PROVIDED MATERIAL:
···

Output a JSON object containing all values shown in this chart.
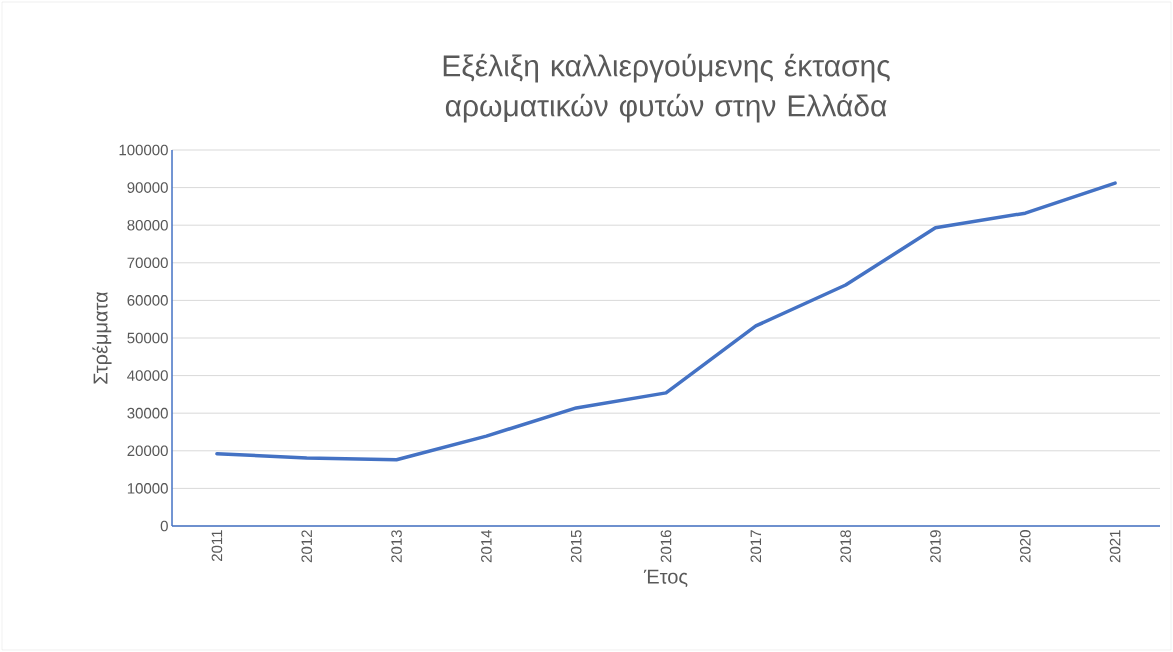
{
  "chart_data": {
    "type": "line",
    "title": "Εξέλιξη καλλιεργούμενης έκτασης αρωματικών φυτών στην Ελλάδα",
    "xlabel": "Έτος",
    "ylabel": "Στρέμματα",
    "categories": [
      "2011",
      "2012",
      "2013",
      "2014",
      "2015",
      "2016",
      "2017",
      "2018",
      "2019",
      "2020",
      "2021"
    ],
    "series": [
      {
        "color": "#4472c4",
        "values": [
          19200,
          18100,
          17600,
          23900,
          31400,
          35400,
          53200,
          64100,
          79300,
          83200,
          91200
        ]
      }
    ],
    "ylim": [
      0,
      100000
    ],
    "yticks": [
      0,
      10000,
      20000,
      30000,
      40000,
      50000,
      60000,
      70000,
      80000,
      90000,
      100000
    ],
    "grid": "y",
    "marker": "none",
    "line_style": "solid"
  }
}
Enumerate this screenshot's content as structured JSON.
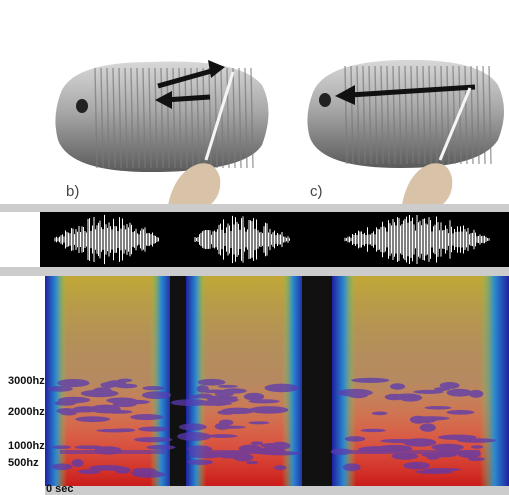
{
  "panels": {
    "b": "b)",
    "c": "c)"
  },
  "spectrogram": {
    "frequency_labels": [
      "3000hz",
      "2000hz",
      "1000hz",
      "500hz"
    ],
    "time_label": "0 sec"
  }
}
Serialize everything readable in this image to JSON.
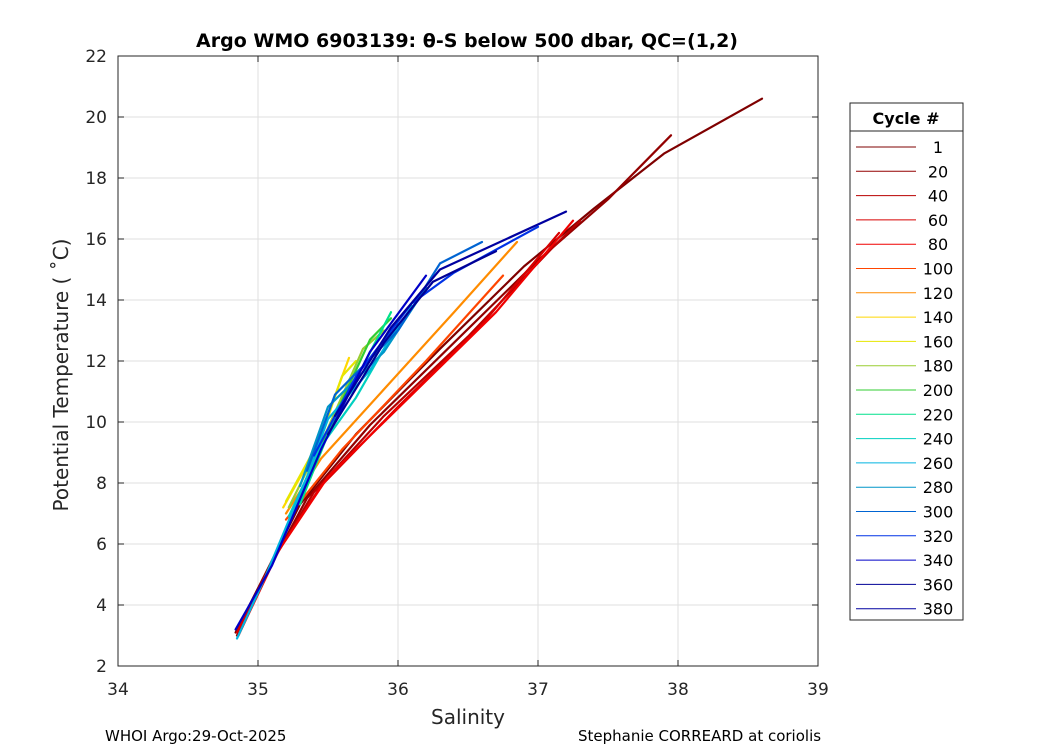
{
  "chart_data": {
    "type": "line",
    "title": "Argo WMO 6903139: θ-S below 500 dbar,  QC=(1,2)",
    "xlabel": "Salinity",
    "ylabel": "Potential Temperature ( ˚C)",
    "xlim": [
      34,
      39
    ],
    "ylim": [
      2,
      22
    ],
    "xticks": [
      "34",
      "35",
      "36",
      "37",
      "38",
      "39"
    ],
    "yticks": [
      "2",
      "4",
      "6",
      "8",
      "10",
      "12",
      "14",
      "16",
      "18",
      "20",
      "22"
    ],
    "grid": true,
    "legend_title": "Cycle #",
    "legend_position": "right",
    "series": [
      {
        "name": "1",
        "color": "#7f0000",
        "x": [
          34.84,
          35.05,
          35.3,
          35.7,
          36.3,
          36.9,
          37.4,
          37.9,
          38.6
        ],
        "y": [
          3.1,
          5.0,
          7.3,
          9.6,
          12.4,
          15.1,
          17.0,
          18.8,
          20.6
        ]
      },
      {
        "name": "20",
        "color": "#930000",
        "x": [
          34.85,
          35.08,
          35.35,
          35.8,
          36.4,
          37.0,
          37.5,
          37.95
        ],
        "y": [
          3.0,
          5.2,
          7.5,
          9.9,
          12.6,
          15.3,
          17.3,
          19.4
        ]
      },
      {
        "name": "40",
        "color": "#b80000",
        "x": [
          34.86,
          35.1,
          35.4,
          35.9,
          36.5,
          37.1,
          37.3
        ],
        "y": [
          3.0,
          5.4,
          7.7,
          10.2,
          12.8,
          15.7,
          16.6
        ]
      },
      {
        "name": "60",
        "color": "#d80000",
        "x": [
          34.85,
          35.12,
          35.45,
          36.0,
          36.6,
          37.15
        ],
        "y": [
          3.1,
          5.6,
          7.9,
          10.5,
          13.2,
          16.2
        ]
      },
      {
        "name": "80",
        "color": "#f00000",
        "x": [
          34.86,
          35.15,
          35.5,
          36.1,
          36.7,
          37.25
        ],
        "y": [
          3.0,
          5.8,
          8.2,
          10.9,
          13.6,
          16.6
        ]
      },
      {
        "name": "100",
        "color": "#ff4500",
        "x": [
          35.2,
          35.6,
          36.2,
          36.75
        ],
        "y": [
          6.8,
          9.1,
          12.0,
          14.8
        ]
      },
      {
        "name": "120",
        "color": "#ff8c00",
        "x": [
          35.2,
          35.45,
          36.4,
          36.85
        ],
        "y": [
          7.0,
          8.8,
          13.6,
          15.9
        ]
      },
      {
        "name": "140",
        "color": "#ffd700",
        "x": [
          35.18,
          35.4,
          35.65
        ],
        "y": [
          7.2,
          9.0,
          12.1
        ]
      },
      {
        "name": "160",
        "color": "#e6e600",
        "x": [
          35.2,
          35.45,
          35.6,
          35.7
        ],
        "y": [
          7.4,
          9.5,
          11.5,
          12.0
        ]
      },
      {
        "name": "180",
        "color": "#9acd32",
        "x": [
          35.22,
          35.5,
          35.75,
          35.9
        ],
        "y": [
          7.2,
          9.8,
          12.4,
          13.0
        ]
      },
      {
        "name": "200",
        "color": "#32cd32",
        "x": [
          35.25,
          35.55,
          35.8,
          35.95
        ],
        "y": [
          7.1,
          10.2,
          12.7,
          13.4
        ]
      },
      {
        "name": "220",
        "color": "#00e08c",
        "x": [
          35.3,
          35.5,
          35.7,
          35.95
        ],
        "y": [
          7.3,
          9.6,
          11.4,
          13.6
        ]
      },
      {
        "name": "240",
        "color": "#00cfc0",
        "x": [
          35.22,
          35.45,
          35.7,
          36.0
        ],
        "y": [
          6.9,
          9.2,
          10.8,
          13.2
        ]
      },
      {
        "name": "260",
        "color": "#00b4e0",
        "x": [
          34.85,
          35.05,
          35.35,
          35.5,
          35.8,
          36.1
        ],
        "y": [
          2.9,
          4.9,
          8.2,
          10.1,
          11.7,
          13.8
        ]
      },
      {
        "name": "280",
        "color": "#0096c8",
        "x": [
          35.3,
          35.5,
          35.9,
          36.2
        ],
        "y": [
          7.9,
          10.5,
          12.3,
          14.4
        ]
      },
      {
        "name": "300",
        "color": "#0064d2",
        "x": [
          35.35,
          35.55,
          36.0,
          36.3,
          36.6
        ],
        "y": [
          8.4,
          10.9,
          13.0,
          15.2,
          15.9
        ]
      },
      {
        "name": "320",
        "color": "#0032e6",
        "x": [
          35.4,
          35.7,
          36.1,
          36.4,
          37.0
        ],
        "y": [
          8.9,
          11.5,
          13.9,
          14.9,
          16.4
        ]
      },
      {
        "name": "340",
        "color": "#0000c8",
        "x": [
          34.84,
          35.1,
          35.45,
          35.8,
          36.2
        ],
        "y": [
          3.2,
          5.3,
          9.1,
          12.3,
          14.8
        ]
      },
      {
        "name": "360",
        "color": "#000096",
        "x": [
          35.5,
          35.9,
          36.25,
          36.7
        ],
        "y": [
          9.6,
          12.6,
          14.6,
          15.6
        ]
      },
      {
        "name": "380",
        "color": "#0000a0",
        "x": [
          35.55,
          35.95,
          36.3,
          37.2
        ],
        "y": [
          10.2,
          13.1,
          15.0,
          16.9
        ]
      }
    ]
  },
  "footer": {
    "left": "WHOI Argo:29-Oct-2025",
    "right": "Stephanie CORREARD at coriolis"
  }
}
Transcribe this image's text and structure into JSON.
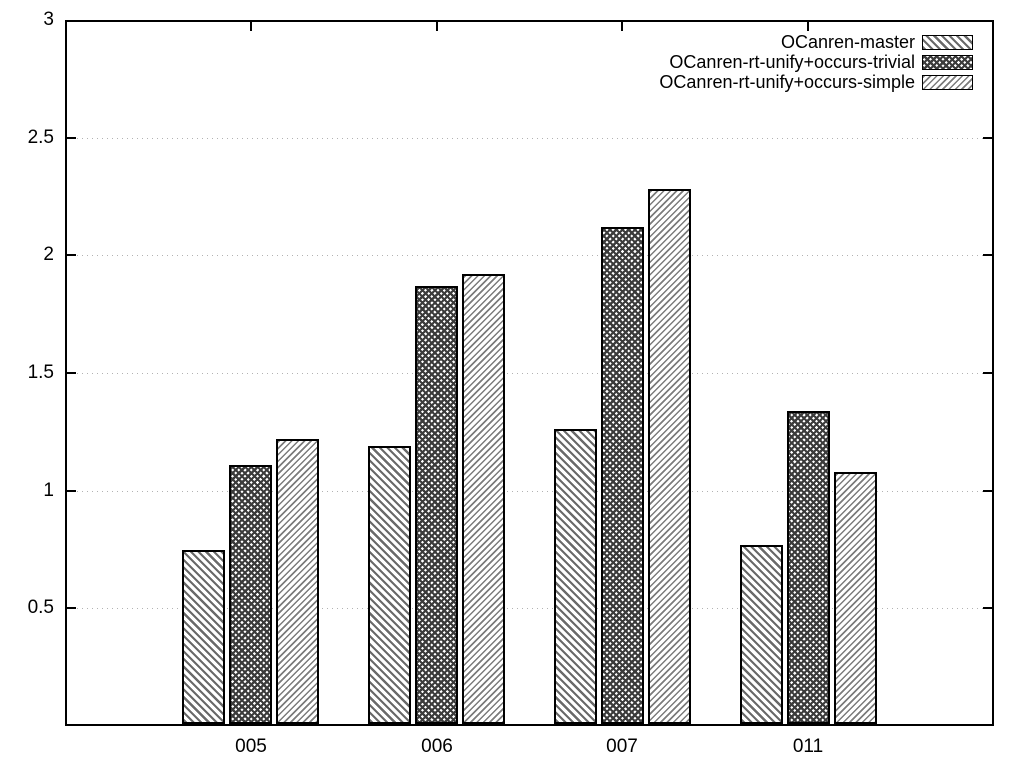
{
  "chart_data": {
    "type": "bar",
    "title": "",
    "xlabel": "",
    "ylabel": "",
    "categories": [
      "005",
      "006",
      "007",
      "011"
    ],
    "series": [
      {
        "name": "OCanren-master",
        "pattern": "hatch-backslash",
        "values": [
          0.75,
          1.19,
          1.26,
          0.77
        ]
      },
      {
        "name": "OCanren-rt-unify+occurs-trivial",
        "pattern": "hatch-cross",
        "values": [
          1.11,
          1.87,
          2.12,
          1.34
        ]
      },
      {
        "name": "OCanren-rt-unify+occurs-simple",
        "pattern": "hatch-slash",
        "values": [
          1.22,
          1.92,
          2.28,
          1.08
        ]
      }
    ],
    "ylim": [
      0,
      3
    ],
    "yticks": [
      0.5,
      1,
      1.5,
      2,
      2.5,
      3
    ],
    "ytick_labels": [
      "0.5",
      "1",
      "1.5",
      "2",
      "2.5",
      "3"
    ],
    "grid": "horizontal dotted lines at y ticks",
    "legend_position": "top-right inside plot",
    "colors": {
      "frame": "#000000",
      "grid_dots": "#b2b2b2",
      "bar_fill": "#ffffff",
      "bar_border": "#000000",
      "hatch_backslash": "#6a6a6a",
      "hatch_cross": "#3c3c3c",
      "hatch_slash": "#7c7c7c",
      "text": "#000000"
    }
  }
}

···

WHAT THIS TASK INVOLVES:
Go through the material line by line. Show each line that contains the string "ylabel".

EXPECTED ANSWER:
    "ylabel": "Στρέμματα",
    "ylabel": "Potential Temperature ( ˚C)",
    "ylabel": "",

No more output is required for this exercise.